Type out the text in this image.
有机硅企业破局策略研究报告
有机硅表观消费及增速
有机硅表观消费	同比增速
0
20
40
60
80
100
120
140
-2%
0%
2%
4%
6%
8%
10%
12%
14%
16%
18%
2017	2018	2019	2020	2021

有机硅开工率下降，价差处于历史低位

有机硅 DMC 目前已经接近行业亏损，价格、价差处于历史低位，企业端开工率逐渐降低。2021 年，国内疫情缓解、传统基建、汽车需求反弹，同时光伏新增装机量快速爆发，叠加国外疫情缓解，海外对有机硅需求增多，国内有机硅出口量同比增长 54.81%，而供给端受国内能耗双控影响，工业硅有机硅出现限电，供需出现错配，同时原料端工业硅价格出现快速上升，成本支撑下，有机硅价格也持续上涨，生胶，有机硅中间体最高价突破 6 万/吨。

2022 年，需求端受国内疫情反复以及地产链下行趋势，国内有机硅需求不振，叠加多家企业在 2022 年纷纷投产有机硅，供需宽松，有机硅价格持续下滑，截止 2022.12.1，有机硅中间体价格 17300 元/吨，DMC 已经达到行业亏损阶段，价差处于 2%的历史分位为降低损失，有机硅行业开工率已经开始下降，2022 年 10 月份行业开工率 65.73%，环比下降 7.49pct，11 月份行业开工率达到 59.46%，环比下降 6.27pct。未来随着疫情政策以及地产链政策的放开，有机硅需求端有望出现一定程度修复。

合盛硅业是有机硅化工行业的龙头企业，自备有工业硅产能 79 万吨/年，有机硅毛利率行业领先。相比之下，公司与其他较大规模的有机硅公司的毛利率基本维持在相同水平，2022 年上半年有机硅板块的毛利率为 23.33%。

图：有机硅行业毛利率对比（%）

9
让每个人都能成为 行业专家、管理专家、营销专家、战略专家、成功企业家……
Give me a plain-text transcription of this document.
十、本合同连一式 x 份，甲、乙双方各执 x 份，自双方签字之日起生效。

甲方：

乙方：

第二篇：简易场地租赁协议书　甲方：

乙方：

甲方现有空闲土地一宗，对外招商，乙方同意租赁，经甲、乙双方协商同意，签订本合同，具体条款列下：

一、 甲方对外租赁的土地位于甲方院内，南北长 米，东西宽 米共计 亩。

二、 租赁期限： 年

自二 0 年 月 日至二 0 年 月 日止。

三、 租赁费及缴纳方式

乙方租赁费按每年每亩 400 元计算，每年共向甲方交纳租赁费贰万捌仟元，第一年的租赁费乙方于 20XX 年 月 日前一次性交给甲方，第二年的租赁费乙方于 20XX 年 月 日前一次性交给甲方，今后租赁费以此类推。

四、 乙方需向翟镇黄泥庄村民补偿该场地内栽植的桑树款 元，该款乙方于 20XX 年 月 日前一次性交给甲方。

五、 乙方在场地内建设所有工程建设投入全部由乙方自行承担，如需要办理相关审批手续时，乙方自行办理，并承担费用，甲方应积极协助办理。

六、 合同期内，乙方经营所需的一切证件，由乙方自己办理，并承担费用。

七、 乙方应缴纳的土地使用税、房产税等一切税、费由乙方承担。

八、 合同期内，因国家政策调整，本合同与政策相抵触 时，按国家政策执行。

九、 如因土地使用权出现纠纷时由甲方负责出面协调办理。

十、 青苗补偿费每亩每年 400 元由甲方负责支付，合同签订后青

» **STATED EXERCISE**
Write the material out again in its entirety, exactly as shown.

» **RESULT FOR THIS EXERCISE**
Type out the text in this image.
有机硅企业破局策略研究报告
有机硅表观消费及增速
有机硅表观消费	同比增速
0
20
40
60
80
100
120
140
-2%
0%
2%
4%
6%
8%
10%
12%
14%
16%
18%
2017	2018	2019	2020	2021

有机硅开工率下降，价差处于历史低位

有机硅 DMC 目前已经接近行业亏损，价格、价差处于历史低位，企业端开工率逐渐降低。2021 年，国内疫情缓解、传统基建、汽车需求反弹，同时光伏新增装机量快速爆发，叠加国外疫情缓解，海外对有机硅需求增多，国内有机硅出口量同比增长 54.81%，而供给端受国内能耗双控影响，工业硅有机硅出现限电，供需出现错配，同时原料端工业硅价格出现快速上升，成本支撑下，有机硅价格也持续上涨，生胶，有机硅中间体最高价突破 6 万/吨。

2022 年，需求端受国内疫情反复以及地产链下行趋势，国内有机硅需求不振，叠加多家企业在 2022 年纷纷投产有机硅，供需宽松，有机硅价格持续下滑，截止 2022.12.1，有机硅中间体价格 17300 元/吨，DMC 已经达到行业亏损阶段，价差处于 2%的历史分位为降低损失，有机硅行业开工率已经开始下降，2022 年 10 月份行业开工率 65.73%，环比下降 7.49pct，11 月份行业开工率达到 59.46%，环比下降 6.27pct。未来随着疫情政策以及地产链政策的放开，有机硅需求端有望出现一定程度修复。

合盛硅业是有机硅化工行业的龙头企业，自备有工业硅产能 79 万吨/年，有机硅毛利率行业领先。相比之下，公司与其他较大规模的有机硅公司的毛利率基本维持在相同水平，2022 年上半年有机硅板块的毛利率为 23.33%。

图：有机硅行业毛利率对比（%）

9
让每个人都能成为 行业专家、管理专家、营销专家、战略专家、成功企业家……
Give me a plain-text transcription of this document.
十、本合同连一式 x 份，甲、乙双方各执 x 份，自双方签字之日起生效。

甲方：

乙方：

第二篇：简易场地租赁协议书　甲方：

乙方：

甲方现有空闲土地一宗，对外招商，乙方同意租赁，经甲、乙双方协商同意，签订本合同，具体条款列下：

一、 甲方对外租赁的土地位于甲方院内，南北长 米，东西宽 米共计 亩。

二、 租赁期限： 年

自二 0 年 月 日至二 0 年 月 日止。

三、 租赁费及缴纳方式

乙方租赁费按每年每亩 400 元计算，每年共向甲方交纳租赁费贰万捌仟元，第一年的租赁费乙方于 20XX 年 月 日前一次性交给甲方，第二年的租赁费乙方于 20XX 年 月 日前一次性交给甲方，今后租赁费以此类推。

四、 乙方需向翟镇黄泥庄村民补偿该场地内栽植的桑树款 元，该款乙方于 20XX 年 月 日前一次性交给甲方。

五、 乙方在场地内建设所有工程建设投入全部由乙方自行承担，如需要办理相关审批手续时，乙方自行办理，并承担费用，甲方应积极协助办理。

六、 合同期内，乙方经营所需的一切证件，由乙方自己办理，并承担费用。

七、 乙方应缴纳的土地使用税、房产税等一切税、费由乙方承担。

八、 合同期内，因国家政策调整，本合同与政策相抵触 时，按国家政策执行。

九、 如因土地使用权出现纠纷时由甲方负责出面协调办理。

十、 青苗补偿费每亩每年 400 元由甲方负责支付，合同签订后青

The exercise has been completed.